**Task data**
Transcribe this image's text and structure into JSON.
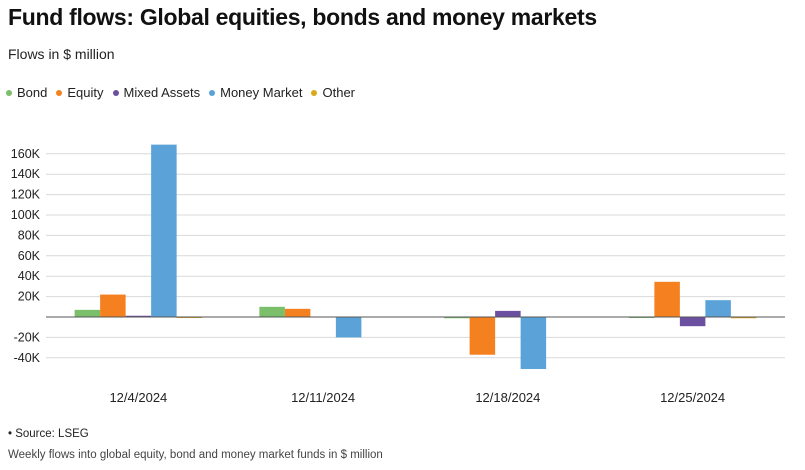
{
  "header": {
    "title": "Fund flows: Global equities, bonds and money markets",
    "subtitle": "Flows in $ million"
  },
  "footer": {
    "source": "• Source: LSEG",
    "caption": "Weekly flows into global equity, bond and money market funds in $ million"
  },
  "chart_data": {
    "type": "bar",
    "title": "Fund flows: Global equities, bonds and money markets",
    "subtitle": "Flows in $ million",
    "xlabel": "",
    "ylabel": "",
    "categories": [
      "12/4/2024",
      "12/11/2024",
      "12/18/2024",
      "12/25/2024"
    ],
    "series": [
      {
        "name": "Bond",
        "color": "#7cbf6a",
        "values": [
          7000,
          10000,
          -1000,
          -500
        ]
      },
      {
        "name": "Equity",
        "color": "#f5801f",
        "values": [
          22000,
          8000,
          -37000,
          34500
        ]
      },
      {
        "name": "Mixed Assets",
        "color": "#6b4fa0",
        "values": [
          1000,
          0,
          6000,
          -9000
        ]
      },
      {
        "name": "Money Market",
        "color": "#5aa2d8",
        "values": [
          169000,
          -20000,
          -51000,
          16500
        ]
      },
      {
        "name": "Other",
        "color": "#d9a81b",
        "values": [
          -500,
          0,
          0,
          -1000
        ]
      }
    ],
    "ylim": [
      -55000,
      175000
    ],
    "yticks": [
      -40000,
      -20000,
      20000,
      40000,
      60000,
      80000,
      100000,
      120000,
      140000,
      160000
    ],
    "ytick_labels": [
      "-40K",
      "-20K",
      "20K",
      "40K",
      "60K",
      "80K",
      "100K",
      "120K",
      "140K",
      "160K"
    ],
    "grid": true,
    "legend_position": "top-left"
  }
}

**What you will do**
Determine how many lines of this listing contain "subtitle", and give only the number.

**Result of the task**
2